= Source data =
— begin —

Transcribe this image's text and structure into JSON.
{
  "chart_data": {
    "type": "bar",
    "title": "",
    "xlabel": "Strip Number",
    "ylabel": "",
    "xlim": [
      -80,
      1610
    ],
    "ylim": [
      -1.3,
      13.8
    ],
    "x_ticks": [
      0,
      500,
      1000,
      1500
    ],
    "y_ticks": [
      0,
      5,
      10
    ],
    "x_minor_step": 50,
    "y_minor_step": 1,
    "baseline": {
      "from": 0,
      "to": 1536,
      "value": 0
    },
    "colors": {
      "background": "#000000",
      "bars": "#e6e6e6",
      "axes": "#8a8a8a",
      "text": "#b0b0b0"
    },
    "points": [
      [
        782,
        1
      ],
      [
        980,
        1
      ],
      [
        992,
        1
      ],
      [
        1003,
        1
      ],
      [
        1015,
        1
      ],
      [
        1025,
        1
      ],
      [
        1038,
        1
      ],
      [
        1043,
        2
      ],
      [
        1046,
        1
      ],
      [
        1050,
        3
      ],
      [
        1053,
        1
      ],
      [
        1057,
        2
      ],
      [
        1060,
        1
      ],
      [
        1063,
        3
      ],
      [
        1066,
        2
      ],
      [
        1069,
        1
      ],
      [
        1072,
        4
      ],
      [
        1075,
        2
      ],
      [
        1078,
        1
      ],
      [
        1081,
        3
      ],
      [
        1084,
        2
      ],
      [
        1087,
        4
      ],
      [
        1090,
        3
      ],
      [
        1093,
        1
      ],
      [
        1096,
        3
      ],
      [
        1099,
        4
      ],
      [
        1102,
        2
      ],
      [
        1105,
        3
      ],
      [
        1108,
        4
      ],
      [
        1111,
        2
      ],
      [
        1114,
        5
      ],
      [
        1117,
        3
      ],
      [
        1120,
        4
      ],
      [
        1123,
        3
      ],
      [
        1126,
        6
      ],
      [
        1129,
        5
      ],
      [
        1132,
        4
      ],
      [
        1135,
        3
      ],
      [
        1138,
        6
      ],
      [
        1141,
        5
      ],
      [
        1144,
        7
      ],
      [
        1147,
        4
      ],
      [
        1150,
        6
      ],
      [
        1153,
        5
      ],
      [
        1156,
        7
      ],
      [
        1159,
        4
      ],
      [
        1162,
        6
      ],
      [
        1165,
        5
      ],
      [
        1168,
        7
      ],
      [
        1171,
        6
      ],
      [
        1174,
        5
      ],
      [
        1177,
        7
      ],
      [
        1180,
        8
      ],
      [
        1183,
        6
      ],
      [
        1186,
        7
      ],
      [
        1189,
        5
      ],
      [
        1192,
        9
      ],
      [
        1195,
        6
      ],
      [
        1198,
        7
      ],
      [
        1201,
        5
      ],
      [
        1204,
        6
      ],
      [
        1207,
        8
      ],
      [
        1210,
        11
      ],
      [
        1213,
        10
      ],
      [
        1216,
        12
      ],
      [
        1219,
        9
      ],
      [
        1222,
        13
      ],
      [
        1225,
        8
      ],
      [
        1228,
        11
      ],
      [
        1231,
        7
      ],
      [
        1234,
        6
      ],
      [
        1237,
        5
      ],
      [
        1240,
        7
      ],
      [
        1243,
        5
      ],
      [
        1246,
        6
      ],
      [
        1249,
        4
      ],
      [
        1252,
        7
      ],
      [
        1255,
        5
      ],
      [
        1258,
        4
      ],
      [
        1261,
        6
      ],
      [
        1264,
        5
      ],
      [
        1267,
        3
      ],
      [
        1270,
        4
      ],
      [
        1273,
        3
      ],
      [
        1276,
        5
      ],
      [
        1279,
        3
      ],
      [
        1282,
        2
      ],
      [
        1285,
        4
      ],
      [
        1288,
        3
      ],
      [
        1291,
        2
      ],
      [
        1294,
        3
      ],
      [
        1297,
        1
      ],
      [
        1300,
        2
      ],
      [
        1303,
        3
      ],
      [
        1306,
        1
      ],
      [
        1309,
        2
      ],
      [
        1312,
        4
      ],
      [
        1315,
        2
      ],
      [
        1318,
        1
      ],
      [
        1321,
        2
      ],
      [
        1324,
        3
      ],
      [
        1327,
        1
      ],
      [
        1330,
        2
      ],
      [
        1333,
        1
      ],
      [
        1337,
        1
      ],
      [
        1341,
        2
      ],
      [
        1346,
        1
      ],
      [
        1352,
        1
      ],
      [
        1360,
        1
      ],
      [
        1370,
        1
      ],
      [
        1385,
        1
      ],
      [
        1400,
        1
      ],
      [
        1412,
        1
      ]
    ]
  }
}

— end —

= The task =
Leave out every line without the string "text" and copy the rest.

= Correct output =
Transcribe this image's text and structure into JSON.
      "text": "#b0b0b0"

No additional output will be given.